## TASK DIRECTIONS
Can you rewrite the listing from its first line through the line that contains "chart4-category-label-char: 楽 bbox=[1867, 489, 1903, 530]", renaming "regions" to "areas" and leaving everything else unchanged?

(Element location listings)
[START]
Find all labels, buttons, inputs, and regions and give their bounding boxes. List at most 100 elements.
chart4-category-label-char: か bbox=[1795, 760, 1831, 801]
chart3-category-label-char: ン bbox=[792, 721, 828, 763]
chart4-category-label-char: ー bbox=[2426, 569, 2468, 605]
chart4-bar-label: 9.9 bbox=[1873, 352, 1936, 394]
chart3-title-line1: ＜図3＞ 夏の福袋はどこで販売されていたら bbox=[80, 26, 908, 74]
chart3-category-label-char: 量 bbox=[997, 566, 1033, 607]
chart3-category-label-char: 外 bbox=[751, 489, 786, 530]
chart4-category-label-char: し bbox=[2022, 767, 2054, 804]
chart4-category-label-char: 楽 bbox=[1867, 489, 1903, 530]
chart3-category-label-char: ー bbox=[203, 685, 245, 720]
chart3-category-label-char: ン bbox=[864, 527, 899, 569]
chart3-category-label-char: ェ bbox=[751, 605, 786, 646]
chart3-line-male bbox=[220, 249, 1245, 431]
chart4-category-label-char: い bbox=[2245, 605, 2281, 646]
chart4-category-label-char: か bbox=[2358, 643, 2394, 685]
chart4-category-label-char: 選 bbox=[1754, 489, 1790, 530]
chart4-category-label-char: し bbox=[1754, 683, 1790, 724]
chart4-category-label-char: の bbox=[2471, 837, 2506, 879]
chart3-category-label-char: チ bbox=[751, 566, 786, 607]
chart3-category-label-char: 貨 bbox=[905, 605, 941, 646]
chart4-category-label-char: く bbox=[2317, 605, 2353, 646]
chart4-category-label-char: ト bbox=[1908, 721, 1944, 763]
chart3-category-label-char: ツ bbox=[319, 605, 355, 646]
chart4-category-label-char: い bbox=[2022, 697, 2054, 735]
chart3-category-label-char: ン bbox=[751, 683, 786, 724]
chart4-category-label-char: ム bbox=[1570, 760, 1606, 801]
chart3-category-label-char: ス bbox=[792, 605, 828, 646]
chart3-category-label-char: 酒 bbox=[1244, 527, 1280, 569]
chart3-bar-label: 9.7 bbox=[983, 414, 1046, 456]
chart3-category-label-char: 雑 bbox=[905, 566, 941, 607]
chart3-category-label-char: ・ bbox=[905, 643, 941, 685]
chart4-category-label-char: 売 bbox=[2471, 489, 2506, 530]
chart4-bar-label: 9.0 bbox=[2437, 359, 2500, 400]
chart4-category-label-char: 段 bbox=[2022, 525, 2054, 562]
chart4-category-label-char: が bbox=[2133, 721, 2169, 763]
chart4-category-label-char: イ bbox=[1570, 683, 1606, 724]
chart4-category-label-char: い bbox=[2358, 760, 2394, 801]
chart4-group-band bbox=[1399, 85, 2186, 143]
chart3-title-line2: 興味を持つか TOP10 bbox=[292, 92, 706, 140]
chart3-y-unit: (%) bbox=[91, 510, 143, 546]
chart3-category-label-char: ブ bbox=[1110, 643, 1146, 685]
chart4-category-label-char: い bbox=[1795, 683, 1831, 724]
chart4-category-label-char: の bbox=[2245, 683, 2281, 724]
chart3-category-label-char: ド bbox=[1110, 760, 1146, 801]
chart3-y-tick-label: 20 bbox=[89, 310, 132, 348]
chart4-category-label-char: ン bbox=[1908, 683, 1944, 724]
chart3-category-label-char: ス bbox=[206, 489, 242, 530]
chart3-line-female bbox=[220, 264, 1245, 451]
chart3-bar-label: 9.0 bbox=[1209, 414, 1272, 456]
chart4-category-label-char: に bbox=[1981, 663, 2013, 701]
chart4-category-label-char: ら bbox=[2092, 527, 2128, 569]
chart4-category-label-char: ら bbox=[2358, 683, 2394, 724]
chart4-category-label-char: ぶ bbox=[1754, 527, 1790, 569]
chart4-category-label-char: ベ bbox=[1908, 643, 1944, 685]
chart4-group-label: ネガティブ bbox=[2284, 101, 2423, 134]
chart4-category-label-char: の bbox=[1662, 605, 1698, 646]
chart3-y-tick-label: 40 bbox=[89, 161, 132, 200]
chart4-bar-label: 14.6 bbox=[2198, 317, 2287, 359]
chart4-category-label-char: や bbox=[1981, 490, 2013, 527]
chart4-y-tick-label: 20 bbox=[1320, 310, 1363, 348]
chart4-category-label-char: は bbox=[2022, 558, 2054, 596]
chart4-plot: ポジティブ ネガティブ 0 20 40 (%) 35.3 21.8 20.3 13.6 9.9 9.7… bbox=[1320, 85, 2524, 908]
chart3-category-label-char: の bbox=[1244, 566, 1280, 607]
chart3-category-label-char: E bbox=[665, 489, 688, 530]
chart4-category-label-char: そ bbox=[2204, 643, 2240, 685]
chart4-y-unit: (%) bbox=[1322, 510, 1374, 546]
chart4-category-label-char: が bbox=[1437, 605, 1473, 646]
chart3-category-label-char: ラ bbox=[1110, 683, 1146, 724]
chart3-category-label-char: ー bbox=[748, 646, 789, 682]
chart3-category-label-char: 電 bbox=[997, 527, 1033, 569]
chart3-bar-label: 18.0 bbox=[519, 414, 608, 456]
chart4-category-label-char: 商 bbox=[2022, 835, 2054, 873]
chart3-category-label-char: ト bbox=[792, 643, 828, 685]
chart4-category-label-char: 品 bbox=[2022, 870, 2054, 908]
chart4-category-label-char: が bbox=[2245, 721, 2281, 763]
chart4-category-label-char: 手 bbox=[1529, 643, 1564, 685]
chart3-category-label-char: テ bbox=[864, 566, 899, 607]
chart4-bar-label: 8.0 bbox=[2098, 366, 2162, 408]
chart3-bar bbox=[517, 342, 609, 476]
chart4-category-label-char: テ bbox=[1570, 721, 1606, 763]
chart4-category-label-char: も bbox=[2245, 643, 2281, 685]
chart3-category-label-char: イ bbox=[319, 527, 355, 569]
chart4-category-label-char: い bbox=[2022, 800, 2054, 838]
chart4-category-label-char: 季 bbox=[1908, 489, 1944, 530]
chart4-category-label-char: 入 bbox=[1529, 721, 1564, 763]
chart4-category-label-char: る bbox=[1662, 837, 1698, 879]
[END]
## OUTPUT OF THE TASK
Find all labels, buttons, inputs, and areas and give their bounding boxes. List at most 100 elements.
chart4-category-label-char: か bbox=[1795, 760, 1831, 801]
chart3-category-label-char: ン bbox=[792, 721, 828, 763]
chart4-category-label-char: ー bbox=[2426, 569, 2468, 605]
chart4-bar-label: 9.9 bbox=[1873, 352, 1936, 394]
chart3-title-line1: ＜図3＞ 夏の福袋はどこで販売されていたら bbox=[80, 26, 908, 74]
chart3-category-label-char: 量 bbox=[997, 566, 1033, 607]
chart3-category-label-char: 外 bbox=[751, 489, 786, 530]
chart4-category-label-char: し bbox=[2022, 767, 2054, 804]
chart4-category-label-char: 楽 bbox=[1867, 489, 1903, 530]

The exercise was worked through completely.